## begin Entries provided

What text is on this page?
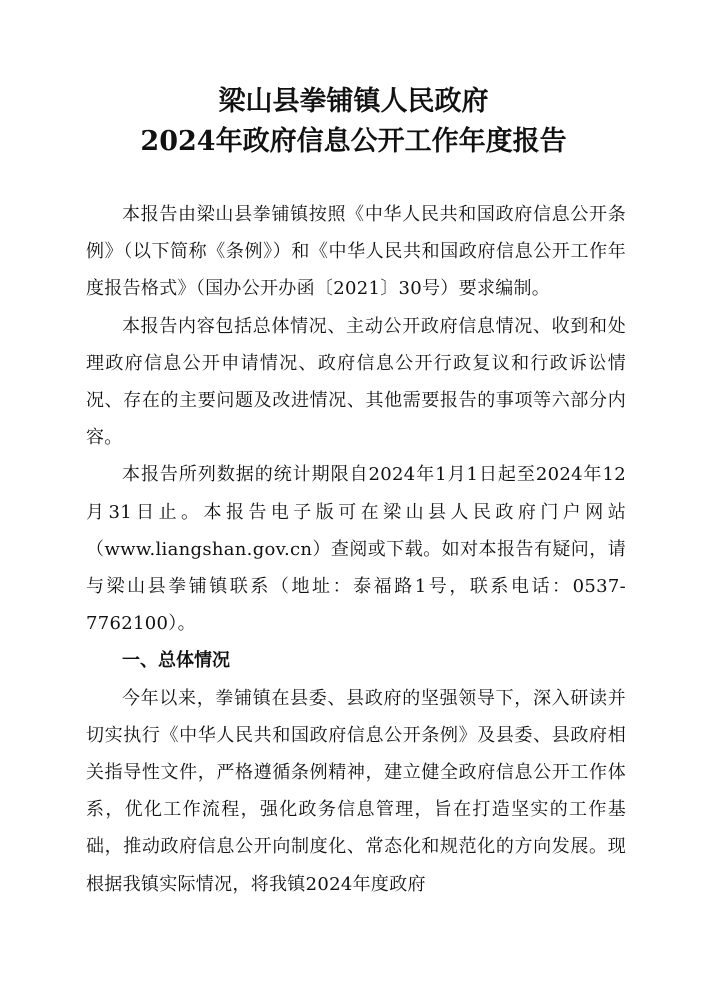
梁山县拳铺镇人民政府
2024年政府信息公开工作年度报告

本报告由梁山县拳铺镇按照《中华人民共和国政府信息公开条例》（以下简称《条例》）和《中华人民共和国政府信息公开工作年度报告格式》（国办公开办函〔2021〕30号）要求编制。

本报告内容包括总体情况、主动公开政府信息情况、收到和处理政府信息公开申请情况、政府信息公开行政复议和行政诉讼情况、存在的主要问题及改进情况、其他需要报告的事项等六部分内容。

本报告所列数据的统计期限自2024年1月1日起至2024年12月31日止。本报告电子版可在梁山县人民政府门户网站（www.liangshan.gov.cn）查阅或下载。如对本报告有疑问，请与梁山县拳铺镇联系（地址：泰福路1号，联系电话：0537-7762100）。

一、总体情况

今年以来，拳铺镇在县委、县政府的坚强领导下，深入研读并切实执行《中华人民共和国政府信息公开条例》及县委、县政府相关指导性文件，严格遵循条例精神，建立健全政府信息公开工作体系，优化工作流程，强化政务信息管理，旨在打造坚实的工作基础，推动政府信息公开向制度化、常态化和规范化的方向发展。现根据我镇实际情况，将我镇2024年度政府
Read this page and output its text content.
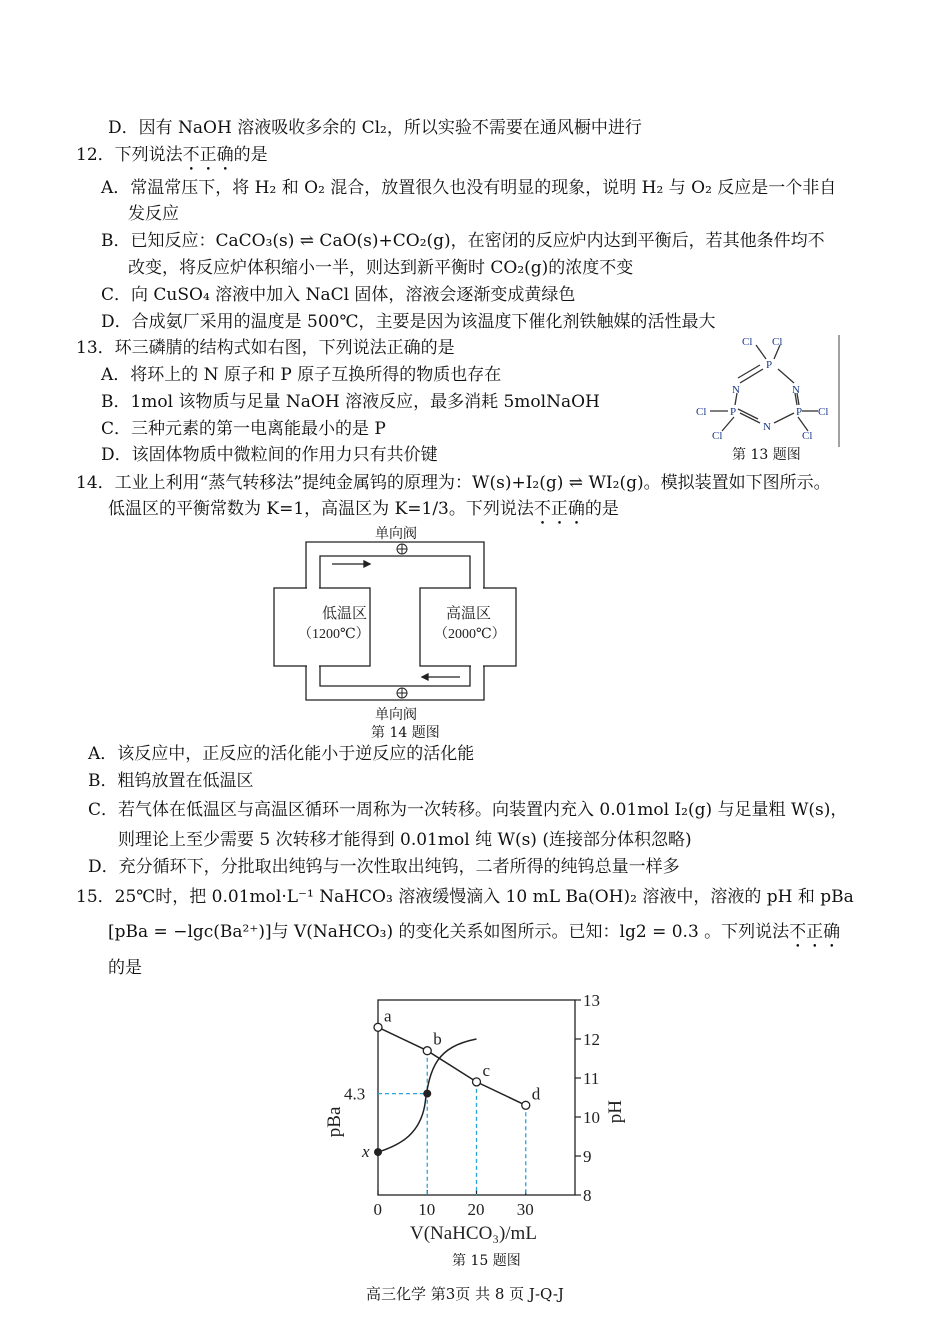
D．因有 NaOH 溶液吸收多余的 Cl₂，所以实验不需要在通风橱中进行
12．下列说法不正确的是
A．常温常压下，将 H₂ 和 O₂ 混合，放置很久也没有明显的现象，说明 H₂ 与 O₂ 反应是一个非自
发反应
B．已知反应：CaCO₃(s) ⇌ CaO(s)+CO₂(g)，在密闭的反应炉内达到平衡后，若其他条件均不
改变，将反应炉体积缩小一半，则达到新平衡时 CO₂(g)的浓度不变
C．向 CuSO₄ 溶液中加入 NaCl 固体，溶液会逐渐变成黄绿色
D．合成氨厂采用的温度是 500℃，主要是因为该温度下催化剂铁触媒的活性最大
13．环三磷腈的结构式如右图，下列说法正确的是
A．将环上的 N 原子和 P 原子互换所得的物质也存在
B．1mol 该物质与足量 NaOH 溶液反应，最多消耗 5molNaOH
C．三种元素的第一电离能最小的是 P
D．该固体物质中微粒间的作用力只有共价键
P
N	N
P	P
N
Cl Cl
Cl	Cl
Cl	Cl
第 13 题图
14．工业上利用“蒸气转移法”提纯金属钨的原理为：W(s)+I₂(g) ⇌ WI₂(g)。模拟装置如下图所示。
低温区的平衡常数为 K=1，高温区为 K=1/3。下列说法不正确的是
低温区
（1200℃）
高温区
（2000℃）
单向阀
单向阀
第 14 题图
A．该反应中，正反应的活化能小于逆反应的活化能
B．粗钨放置在低温区
C．若气体在低温区与高温区循环一周称为一次转移。向装置内充入 0.01mol I₂(g) 与足量粗 W(s)，
则理论上至少需要 5 次转移才能得到 0.01mol 纯 W(s) (连接部分体积忽略)
D．充分循环下，分批取出纯钨与一次性取出纯钨，二者所得的纯钨总量一样多
15．25℃时，把 0.01mol·L⁻¹ NaHCO₃ 溶液缓慢滴入 10 mL Ba(OH)₂ 溶液中，溶液的 pH 和 pBa
[pBa = −lgc(Ba²⁺)]与 V(NaHCO₃) 的变化关系如图所示。已知：lg2 = 0.3 。下列说法不正确
的是
13
12
11
10
9
8
0 10 20 30
V(NaHCO₃)/mL
pBa	pH
a
b
c
d
4.3
x
第 15 题图
高三化学 第3页 共 8 页 J-Q-J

## end Entries provided

▸ **Set task**
Give only the number of lines in the records that contain the string "this".

▸ **Written solution**
2